-- start RAW RECORDS --

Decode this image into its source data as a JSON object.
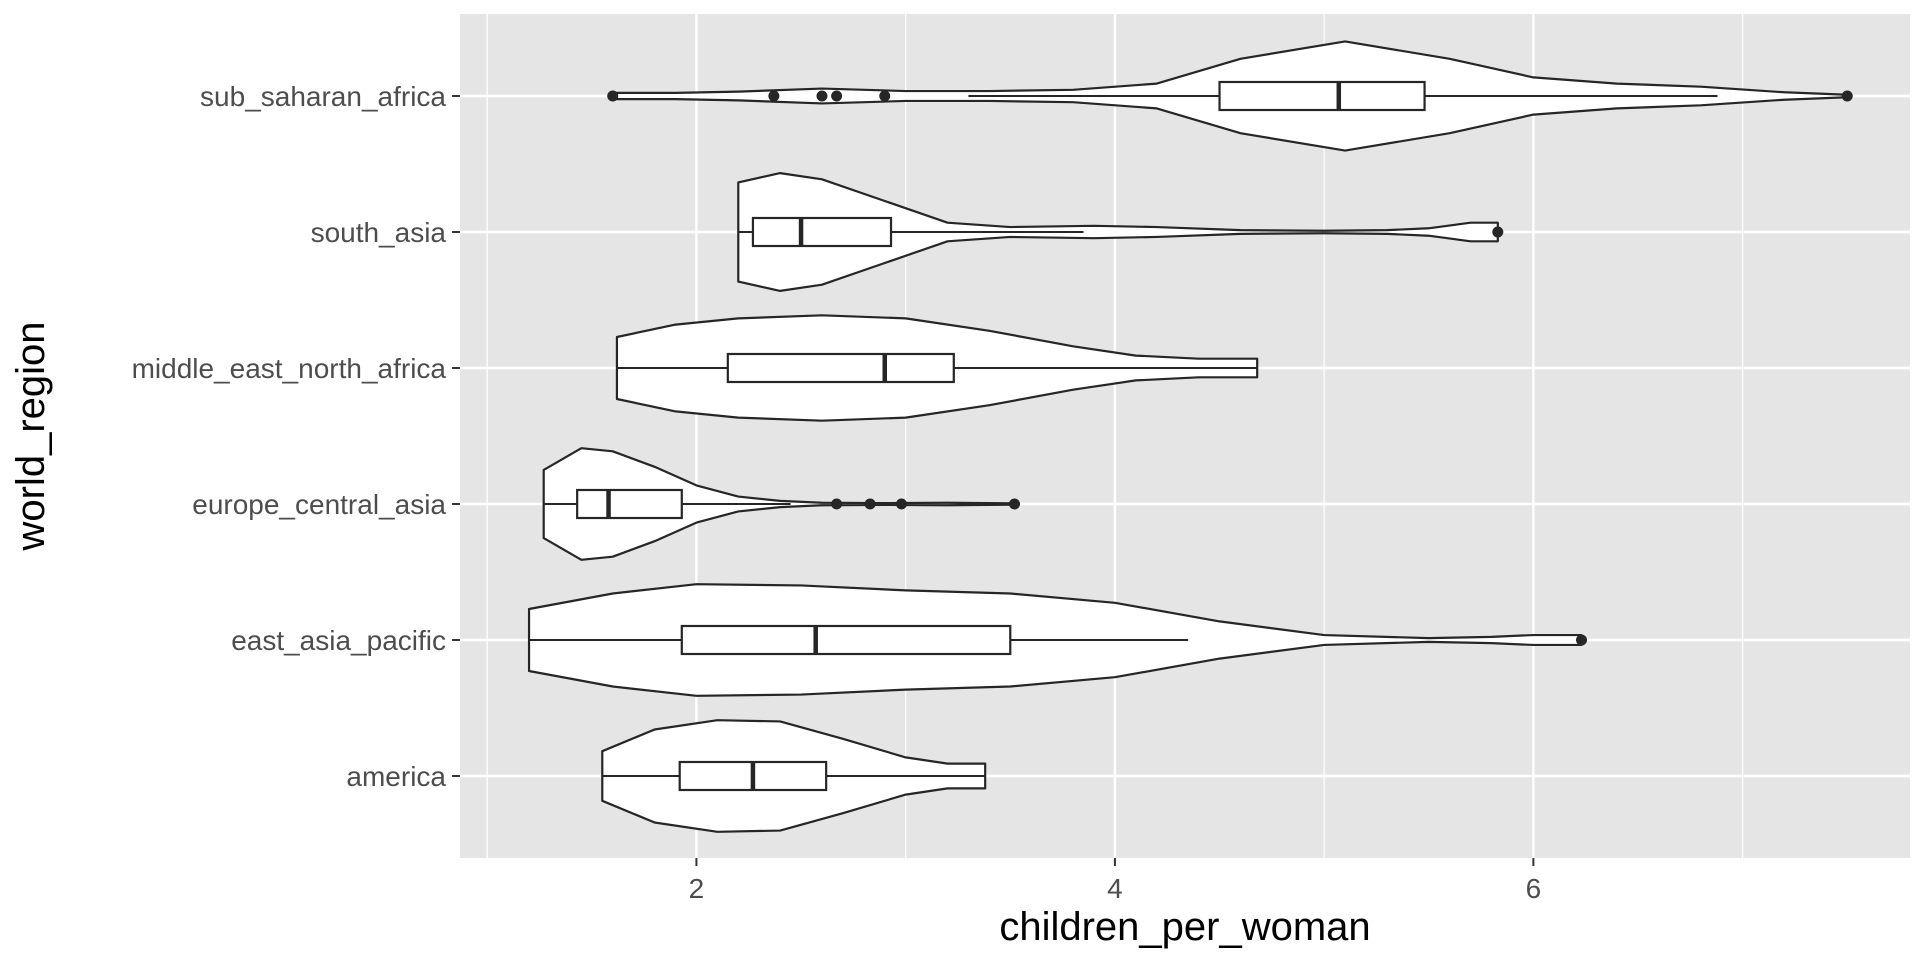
{
  "chart_data": {
    "type": "violin",
    "overlay": "boxplot",
    "xlabel": "children_per_woman",
    "ylabel": "world_region",
    "xlim": [
      0.87,
      7.8
    ],
    "x_ticks": [
      2,
      4,
      6
    ],
    "orientation": "horizontal",
    "grid": true,
    "legend": "none",
    "colors": {
      "panel_background": "#e5e5e5",
      "grid": "#ffffff",
      "fill": "#ffffff",
      "stroke": "#262626",
      "tick_text": "#4d4d4d",
      "title_text": "#000000"
    },
    "categories": [
      "sub_saharan_africa",
      "south_asia",
      "middle_east_north_africa",
      "europe_central_asia",
      "east_asia_pacific",
      "america"
    ],
    "groups": [
      {
        "name": "sub_saharan_africa",
        "min": 1.6,
        "max": 7.5,
        "q1": 4.5,
        "median": 5.07,
        "q3": 5.48,
        "whisker_low": 3.3,
        "whisker_high": 6.88,
        "outliers": [
          1.6,
          2.37,
          2.6,
          2.67,
          2.9,
          7.5
        ],
        "density": [
          [
            1.6,
            0.05
          ],
          [
            1.9,
            0.05
          ],
          [
            2.2,
            0.07
          ],
          [
            2.6,
            0.12
          ],
          [
            3.0,
            0.08
          ],
          [
            3.4,
            0.08
          ],
          [
            3.8,
            0.1
          ],
          [
            4.2,
            0.2
          ],
          [
            4.6,
            0.6
          ],
          [
            5.1,
            0.88
          ],
          [
            5.6,
            0.6
          ],
          [
            6.0,
            0.3
          ],
          [
            6.4,
            0.2
          ],
          [
            6.8,
            0.15
          ],
          [
            7.2,
            0.06
          ],
          [
            7.5,
            0.02
          ]
        ]
      },
      {
        "name": "south_asia",
        "min": 2.2,
        "max": 5.83,
        "q1": 2.27,
        "median": 2.5,
        "q3": 2.93,
        "whisker_low": 2.2,
        "whisker_high": 3.85,
        "outliers": [
          5.83
        ],
        "density": [
          [
            2.2,
            0.8
          ],
          [
            2.4,
            0.95
          ],
          [
            2.6,
            0.85
          ],
          [
            2.9,
            0.5
          ],
          [
            3.2,
            0.15
          ],
          [
            3.5,
            0.08
          ],
          [
            3.9,
            0.1
          ],
          [
            4.2,
            0.08
          ],
          [
            4.6,
            0.03
          ],
          [
            5.0,
            0.02
          ],
          [
            5.3,
            0.03
          ],
          [
            5.5,
            0.06
          ],
          [
            5.7,
            0.15
          ],
          [
            5.83,
            0.15
          ]
        ]
      },
      {
        "name": "middle_east_north_africa",
        "min": 1.62,
        "max": 4.68,
        "q1": 2.15,
        "median": 2.9,
        "q3": 3.23,
        "whisker_low": 1.62,
        "whisker_high": 4.68,
        "outliers": [],
        "density": [
          [
            1.62,
            0.5
          ],
          [
            1.9,
            0.7
          ],
          [
            2.2,
            0.8
          ],
          [
            2.6,
            0.85
          ],
          [
            3.0,
            0.8
          ],
          [
            3.4,
            0.6
          ],
          [
            3.8,
            0.35
          ],
          [
            4.1,
            0.2
          ],
          [
            4.4,
            0.15
          ],
          [
            4.68,
            0.15
          ]
        ]
      },
      {
        "name": "europe_central_asia",
        "min": 1.27,
        "max": 3.52,
        "q1": 1.43,
        "median": 1.58,
        "q3": 1.93,
        "whisker_low": 1.27,
        "whisker_high": 2.45,
        "outliers": [
          2.67,
          2.83,
          2.98,
          3.52
        ],
        "density": [
          [
            1.27,
            0.55
          ],
          [
            1.45,
            0.9
          ],
          [
            1.6,
            0.85
          ],
          [
            1.8,
            0.6
          ],
          [
            2.0,
            0.3
          ],
          [
            2.2,
            0.12
          ],
          [
            2.4,
            0.05
          ],
          [
            2.6,
            0.02
          ],
          [
            2.9,
            0.015
          ],
          [
            3.2,
            0.02
          ],
          [
            3.52,
            0.01
          ]
        ]
      },
      {
        "name": "east_asia_pacific",
        "min": 1.2,
        "max": 6.23,
        "q1": 1.93,
        "median": 2.57,
        "q3": 3.5,
        "whisker_low": 1.2,
        "whisker_high": 4.35,
        "outliers": [
          6.23
        ],
        "density": [
          [
            1.2,
            0.5
          ],
          [
            1.6,
            0.75
          ],
          [
            2.0,
            0.9
          ],
          [
            2.5,
            0.88
          ],
          [
            3.0,
            0.8
          ],
          [
            3.5,
            0.75
          ],
          [
            4.0,
            0.6
          ],
          [
            4.5,
            0.3
          ],
          [
            5.0,
            0.08
          ],
          [
            5.5,
            0.03
          ],
          [
            5.8,
            0.05
          ],
          [
            6.0,
            0.08
          ],
          [
            6.23,
            0.08
          ]
        ]
      },
      {
        "name": "america",
        "min": 1.55,
        "max": 3.38,
        "q1": 1.92,
        "median": 2.27,
        "q3": 2.62,
        "whisker_low": 1.55,
        "whisker_high": 3.38,
        "outliers": [],
        "density": [
          [
            1.55,
            0.4
          ],
          [
            1.8,
            0.75
          ],
          [
            2.1,
            0.9
          ],
          [
            2.4,
            0.88
          ],
          [
            2.7,
            0.6
          ],
          [
            3.0,
            0.3
          ],
          [
            3.2,
            0.2
          ],
          [
            3.38,
            0.2
          ]
        ]
      }
    ]
  }
}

-- end RAW RECORDS --

From the data above, pick out each line containing "name" and copy it.

**OUTPUT FOR THIS EXERCISE**
        "name": "sub_saharan_africa",
        "name": "south_asia",
        "name": "middle_east_north_africa",
        "name": "europe_central_asia",
        "name": "east_asia_pacific",
        "name": "america",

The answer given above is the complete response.